### AVAILABLE RECORDS
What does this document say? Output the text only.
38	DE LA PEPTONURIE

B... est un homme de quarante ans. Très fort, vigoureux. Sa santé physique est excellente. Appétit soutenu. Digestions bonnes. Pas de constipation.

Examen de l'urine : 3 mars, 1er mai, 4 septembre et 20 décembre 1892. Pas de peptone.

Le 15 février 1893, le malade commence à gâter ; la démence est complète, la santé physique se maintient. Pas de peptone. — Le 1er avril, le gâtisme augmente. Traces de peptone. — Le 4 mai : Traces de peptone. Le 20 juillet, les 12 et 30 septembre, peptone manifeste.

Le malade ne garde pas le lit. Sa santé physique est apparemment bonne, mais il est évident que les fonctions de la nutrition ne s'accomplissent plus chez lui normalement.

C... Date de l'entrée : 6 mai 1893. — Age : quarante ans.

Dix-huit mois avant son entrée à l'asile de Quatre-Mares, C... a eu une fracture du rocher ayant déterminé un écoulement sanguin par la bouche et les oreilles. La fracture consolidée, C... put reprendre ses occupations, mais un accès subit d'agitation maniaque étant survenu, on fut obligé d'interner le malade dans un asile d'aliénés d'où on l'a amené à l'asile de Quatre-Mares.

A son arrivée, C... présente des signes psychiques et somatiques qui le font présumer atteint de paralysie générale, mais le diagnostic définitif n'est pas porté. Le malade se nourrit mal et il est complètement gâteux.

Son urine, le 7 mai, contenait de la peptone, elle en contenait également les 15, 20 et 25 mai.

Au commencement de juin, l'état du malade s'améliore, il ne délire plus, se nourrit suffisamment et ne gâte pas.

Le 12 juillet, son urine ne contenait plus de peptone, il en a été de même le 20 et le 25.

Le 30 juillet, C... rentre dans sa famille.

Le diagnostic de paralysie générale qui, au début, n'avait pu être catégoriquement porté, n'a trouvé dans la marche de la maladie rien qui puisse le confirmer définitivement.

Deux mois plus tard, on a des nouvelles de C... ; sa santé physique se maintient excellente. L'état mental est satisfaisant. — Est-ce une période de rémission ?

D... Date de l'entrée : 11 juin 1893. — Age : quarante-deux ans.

### EXERCISE INSTRUCTIONS
Identify each line holding the string "urine", and copy it out.

### SOLUTION FOR THIS EXERCISE
Examen de l'urine : 3 mars, 1er mai, 4 septembre et 20 décembre 1892. Pas de peptone.
Son urine, le 7 mai, contenait de la peptone, elle en contenait également les 15, 20 et 25 mai.
Le 12 juillet, son urine ne contenait plus de peptone, il en a été de même le 20 et le 25.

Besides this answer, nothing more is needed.